### OBJECTIVE
Would you quote the material below in full and unchanged?

++++++

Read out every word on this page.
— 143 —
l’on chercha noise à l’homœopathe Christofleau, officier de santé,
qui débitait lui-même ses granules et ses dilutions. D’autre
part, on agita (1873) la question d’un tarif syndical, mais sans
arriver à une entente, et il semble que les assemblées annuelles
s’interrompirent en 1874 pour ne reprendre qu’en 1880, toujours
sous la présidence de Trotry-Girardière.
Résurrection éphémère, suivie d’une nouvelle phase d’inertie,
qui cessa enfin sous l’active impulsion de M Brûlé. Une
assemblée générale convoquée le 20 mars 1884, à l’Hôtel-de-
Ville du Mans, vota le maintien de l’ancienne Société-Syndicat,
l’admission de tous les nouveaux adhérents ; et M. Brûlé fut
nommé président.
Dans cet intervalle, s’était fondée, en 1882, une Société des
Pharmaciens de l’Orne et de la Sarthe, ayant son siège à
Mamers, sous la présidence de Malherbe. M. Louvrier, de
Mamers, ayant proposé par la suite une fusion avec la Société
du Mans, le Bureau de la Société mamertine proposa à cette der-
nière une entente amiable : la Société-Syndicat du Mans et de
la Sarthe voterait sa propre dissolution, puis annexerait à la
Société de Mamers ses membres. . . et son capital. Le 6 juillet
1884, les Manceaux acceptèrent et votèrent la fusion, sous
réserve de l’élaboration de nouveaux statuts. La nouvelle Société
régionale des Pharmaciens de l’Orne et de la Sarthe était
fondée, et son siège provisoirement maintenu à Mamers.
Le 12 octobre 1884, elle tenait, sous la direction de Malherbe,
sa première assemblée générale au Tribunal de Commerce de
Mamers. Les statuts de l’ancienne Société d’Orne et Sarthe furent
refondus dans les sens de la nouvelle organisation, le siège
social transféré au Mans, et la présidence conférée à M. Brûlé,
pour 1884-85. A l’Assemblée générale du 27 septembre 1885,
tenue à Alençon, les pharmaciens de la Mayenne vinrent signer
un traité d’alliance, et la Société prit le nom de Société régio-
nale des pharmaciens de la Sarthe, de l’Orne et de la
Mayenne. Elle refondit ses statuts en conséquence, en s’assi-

++++++

### WRITTEN ANSWER
Read out every word on this page.
— 143 —
l’on chercha noise à l’homœopathe Christofleau, officier de santé,
qui débitait lui-même ses granules et ses dilutions. D’autre
part, on agita (1873) la question d’un tarif syndical, mais sans
arriver à une entente, et il semble que les assemblées annuelles
s’interrompirent en 1874 pour ne reprendre qu’en 1880, toujours
sous la présidence de Trotry-Girardière.
Résurrection éphémère, suivie d’une nouvelle phase d’inertie,
qui cessa enfin sous l’active impulsion de M Brûlé. Une
assemblée générale convoquée le 20 mars 1884, à l’Hôtel-de-
Ville du Mans, vota le maintien de l’ancienne Société-Syndicat,
l’admission de tous les nouveaux adhérents ; et M. Brûlé fut
nommé président.
Dans cet intervalle, s’était fondée, en 1882, une Société des
Pharmaciens de l’Orne et de la Sarthe, ayant son siège à
Mamers, sous la présidence de Malherbe. M. Louvrier, de
Mamers, ayant proposé par la suite une fusion avec la Société
du Mans, le Bureau de la Société mamertine proposa à cette der-
nière une entente amiable : la Société-Syndicat du Mans et de
la Sarthe voterait sa propre dissolution, puis annexerait à la
Société de Mamers ses membres. . . et son capital. Le 6 juillet
1884, les Manceaux acceptèrent et votèrent la fusion, sous
réserve de l’élaboration de nouveaux statuts. La nouvelle Société
régionale des Pharmaciens de l’Orne et de la Sarthe était
fondée, et son siège provisoirement maintenu à Mamers.
Le 12 octobre 1884, elle tenait, sous la direction de Malherbe,
sa première assemblée générale au Tribunal de Commerce de
Mamers. Les statuts de l’ancienne Société d’Orne et Sarthe furent
refondus dans les sens de la nouvelle organisation, le siège
social transféré au Mans, et la présidence conférée à M. Brûlé,
pour 1884-85. A l’Assemblée générale du 27 septembre 1885,
tenue à Alençon, les pharmaciens de la Mayenne vinrent signer
un traité d’alliance, et la Société prit le nom de Société régio-
nale des pharmaciens de la Sarthe, de l’Orne et de la
Mayenne. Elle refondit ses statuts en conséquence, en s’assi-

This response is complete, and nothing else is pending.